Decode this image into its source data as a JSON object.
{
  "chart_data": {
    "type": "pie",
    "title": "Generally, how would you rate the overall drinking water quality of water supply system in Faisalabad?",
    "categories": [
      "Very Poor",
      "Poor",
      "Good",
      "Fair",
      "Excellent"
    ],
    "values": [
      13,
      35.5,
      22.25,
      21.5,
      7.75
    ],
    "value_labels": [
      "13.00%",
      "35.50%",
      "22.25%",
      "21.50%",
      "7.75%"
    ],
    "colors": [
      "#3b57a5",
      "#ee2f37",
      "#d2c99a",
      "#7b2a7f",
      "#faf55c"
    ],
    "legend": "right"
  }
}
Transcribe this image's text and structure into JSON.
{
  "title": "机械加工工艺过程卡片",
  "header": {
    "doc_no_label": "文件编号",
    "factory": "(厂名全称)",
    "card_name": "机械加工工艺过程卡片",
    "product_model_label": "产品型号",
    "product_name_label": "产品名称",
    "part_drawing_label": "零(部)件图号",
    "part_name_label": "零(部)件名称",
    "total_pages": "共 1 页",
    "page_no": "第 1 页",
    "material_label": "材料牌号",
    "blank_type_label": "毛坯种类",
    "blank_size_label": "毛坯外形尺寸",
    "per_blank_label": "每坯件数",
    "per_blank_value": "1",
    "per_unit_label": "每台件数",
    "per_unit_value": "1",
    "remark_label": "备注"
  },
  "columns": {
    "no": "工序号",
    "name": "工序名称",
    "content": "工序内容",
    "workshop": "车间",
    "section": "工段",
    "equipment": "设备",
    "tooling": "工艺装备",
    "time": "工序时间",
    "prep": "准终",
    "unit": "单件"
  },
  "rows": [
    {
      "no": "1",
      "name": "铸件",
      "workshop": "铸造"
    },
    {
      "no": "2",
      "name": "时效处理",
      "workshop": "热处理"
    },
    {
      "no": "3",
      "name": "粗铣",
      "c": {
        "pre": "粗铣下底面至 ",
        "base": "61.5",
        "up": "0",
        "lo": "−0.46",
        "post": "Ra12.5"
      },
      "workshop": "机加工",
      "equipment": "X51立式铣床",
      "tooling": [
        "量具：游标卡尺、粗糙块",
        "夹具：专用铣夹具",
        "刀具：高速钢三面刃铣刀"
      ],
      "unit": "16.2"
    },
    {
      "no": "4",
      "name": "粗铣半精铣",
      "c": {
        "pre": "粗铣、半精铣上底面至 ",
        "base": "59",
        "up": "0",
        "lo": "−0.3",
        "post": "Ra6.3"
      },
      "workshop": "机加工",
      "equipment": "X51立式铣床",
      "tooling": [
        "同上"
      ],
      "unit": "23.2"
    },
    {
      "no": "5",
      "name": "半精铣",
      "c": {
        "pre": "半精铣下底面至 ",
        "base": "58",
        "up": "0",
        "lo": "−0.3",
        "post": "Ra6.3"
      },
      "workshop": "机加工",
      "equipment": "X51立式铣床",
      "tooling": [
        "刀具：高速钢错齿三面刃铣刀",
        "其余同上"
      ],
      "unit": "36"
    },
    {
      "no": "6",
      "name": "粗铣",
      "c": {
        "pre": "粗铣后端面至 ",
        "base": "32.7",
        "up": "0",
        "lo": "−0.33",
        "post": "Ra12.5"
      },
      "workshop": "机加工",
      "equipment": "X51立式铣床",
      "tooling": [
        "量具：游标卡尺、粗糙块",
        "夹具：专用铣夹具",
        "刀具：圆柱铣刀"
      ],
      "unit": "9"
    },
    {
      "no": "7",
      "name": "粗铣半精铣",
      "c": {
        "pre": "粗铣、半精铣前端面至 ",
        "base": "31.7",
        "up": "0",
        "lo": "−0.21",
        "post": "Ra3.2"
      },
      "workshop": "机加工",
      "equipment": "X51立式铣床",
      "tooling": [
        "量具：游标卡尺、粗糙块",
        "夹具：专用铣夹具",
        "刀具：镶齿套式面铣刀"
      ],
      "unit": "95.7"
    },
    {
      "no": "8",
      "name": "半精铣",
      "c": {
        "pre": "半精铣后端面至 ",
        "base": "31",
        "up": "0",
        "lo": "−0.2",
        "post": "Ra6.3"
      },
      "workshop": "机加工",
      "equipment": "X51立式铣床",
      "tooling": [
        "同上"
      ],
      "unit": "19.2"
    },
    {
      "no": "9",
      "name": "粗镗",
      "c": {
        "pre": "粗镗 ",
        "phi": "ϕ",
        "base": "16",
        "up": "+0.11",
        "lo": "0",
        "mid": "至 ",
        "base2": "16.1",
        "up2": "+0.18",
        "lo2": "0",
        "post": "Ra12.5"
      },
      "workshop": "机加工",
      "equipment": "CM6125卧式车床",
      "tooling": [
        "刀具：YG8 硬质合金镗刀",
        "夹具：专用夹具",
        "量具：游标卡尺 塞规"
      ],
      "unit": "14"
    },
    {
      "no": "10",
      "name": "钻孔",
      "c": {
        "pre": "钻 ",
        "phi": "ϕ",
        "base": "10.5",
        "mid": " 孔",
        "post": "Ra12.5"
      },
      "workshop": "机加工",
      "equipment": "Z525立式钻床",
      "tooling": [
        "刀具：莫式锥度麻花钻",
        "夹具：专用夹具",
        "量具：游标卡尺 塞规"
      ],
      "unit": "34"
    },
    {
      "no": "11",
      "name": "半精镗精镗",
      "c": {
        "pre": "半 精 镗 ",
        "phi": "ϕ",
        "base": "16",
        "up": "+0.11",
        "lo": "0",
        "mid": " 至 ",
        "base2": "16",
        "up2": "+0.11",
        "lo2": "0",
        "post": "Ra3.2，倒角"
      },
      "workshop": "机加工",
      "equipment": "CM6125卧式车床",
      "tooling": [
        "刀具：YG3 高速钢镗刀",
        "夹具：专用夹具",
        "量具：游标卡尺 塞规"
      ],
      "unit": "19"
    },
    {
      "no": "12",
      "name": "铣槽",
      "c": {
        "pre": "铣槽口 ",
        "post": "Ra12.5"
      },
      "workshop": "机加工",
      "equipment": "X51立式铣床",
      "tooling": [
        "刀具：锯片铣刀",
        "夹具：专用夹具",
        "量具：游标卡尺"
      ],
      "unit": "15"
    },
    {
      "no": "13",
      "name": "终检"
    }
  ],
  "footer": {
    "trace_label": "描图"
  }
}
========================
▸ Problem statement
Pick out every line holding the string "title" and return it.

▸ The completed task
    "title": "Generally, how would you rate the overall drinking water quality of water supply system in Faisalabad?",
  "title": "机械加工工艺过程卡片",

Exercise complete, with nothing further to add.